◆ **Short exercise**
Exclude the pictures, then copy all remaining records exactly.

┌─ Records for processing

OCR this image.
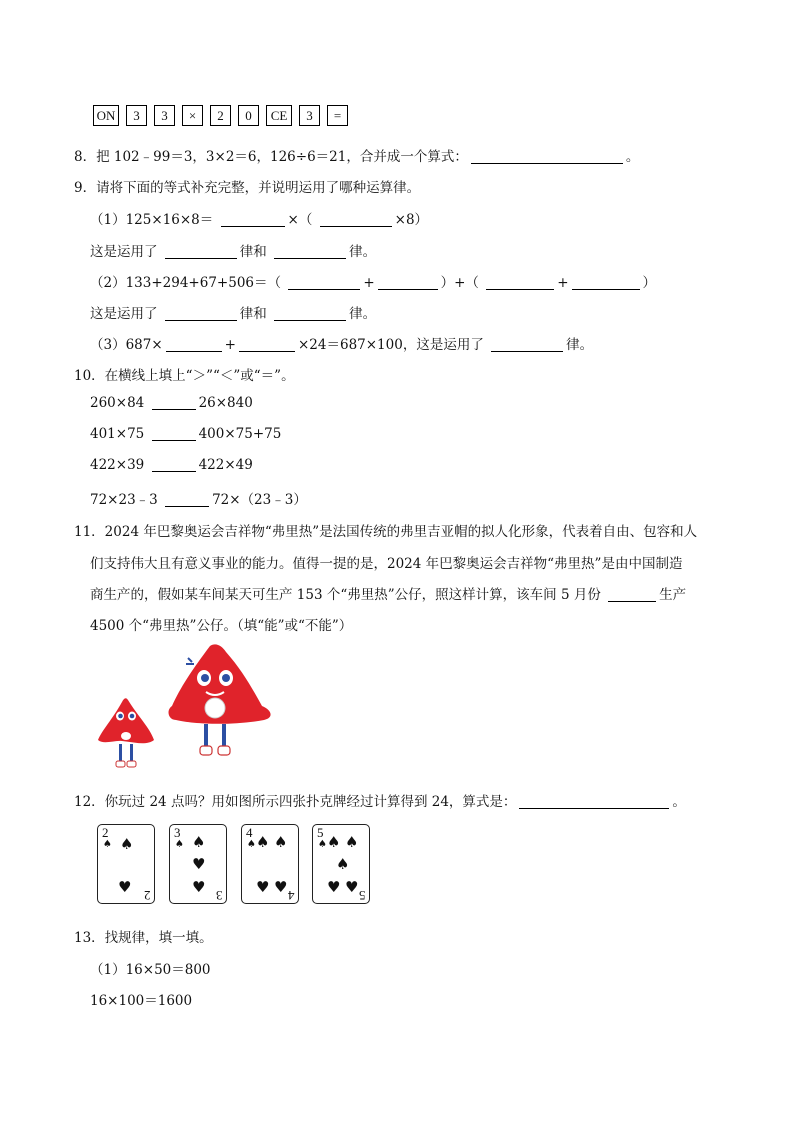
ON	3	3	×	2	0	CE	3	=
8．把 102﹣99＝3，3×2＝6，126÷6＝21，合并成一个算式：	。
9．请将下面的等式补充完整，并说明运用了哪种运算律。
（1）125×16×8＝	×（	×8）
这是运用了	律和	律。
（2）133+294+67+506＝（	+	）+（	+	）
这是运用了	律和	律。
（3）687×	+	×24＝687×100，这是运用了	律。
10．在横线上填上“＞”“＜”或“＝”。
260×84	26×840
401×75	400×75+75
422×39	422×49
72×23﹣3	72×（23﹣3）
11．2024 年巴黎奥运会吉祥物“弗里热”是法国传统的弗里吉亚帽的拟人化形象，代表着自由、包容和人
们支持伟大且有意义事业的能力。值得一提的是，2024 年巴黎奥运会吉祥物“弗里热”是由中国制造
商生产的，假如某车间某天可生产 153 个“弗里热”公仔，照这样计算，该车间 5 月份	生产
4500 个“弗里热”公仔。（填“能”或“不能”）
12．你玩过 24 点吗？用如图所示四张扑克牌经过计算得到 24，算式是：	。
2
♠ ♠
♥ 2
3
♠ ♠
♥
♥ 3
4
♠ ♠ ♠
♥ ♥ 4
5
♠ ♠ ♠
♠
♥ ♥ 5
13．找规律，填一填。
（1）16×50＝800
16×100＝1600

└─

◆ **The answer**
OCR this image.
ON	3	3	×	2	0	CE	3	=
8．把 102﹣99＝3，3×2＝6，126÷6＝21，合并成一个算式：	。
9．请将下面的等式补充完整，并说明运用了哪种运算律。
（1）125×16×8＝	×（	×8）
这是运用了	律和	律。
（2）133+294+67+506＝（	+	）+（	+	）
这是运用了	律和	律。
（3）687×	+	×24＝687×100，这是运用了	律。
10．在横线上填上“＞”“＜”或“＝”。
260×84	26×840
401×75	400×75+75
422×39	422×49
72×23﹣3	72×（23﹣3）
11．2024 年巴黎奥运会吉祥物“弗里热”是法国传统的弗里吉亚帽的拟人化形象，代表着自由、包容和人
们支持伟大且有意义事业的能力。值得一提的是，2024 年巴黎奥运会吉祥物“弗里热”是由中国制造
商生产的，假如某车间某天可生产 153 个“弗里热”公仔，照这样计算，该车间 5 月份	生产
4500 个“弗里热”公仔。（填“能”或“不能”）
12．你玩过 24 点吗？用如图所示四张扑克牌经过计算得到 24，算式是：	。
2
♠ ♠
♥ 2
3
♠ ♠
♥
♥ 3
4
♠ ♠ ♠
♥ ♥ 4
5
♠ ♠ ♠
♠
♥ ♥ 5
13．找规律，填一填。
（1）16×50＝800
16×100＝1600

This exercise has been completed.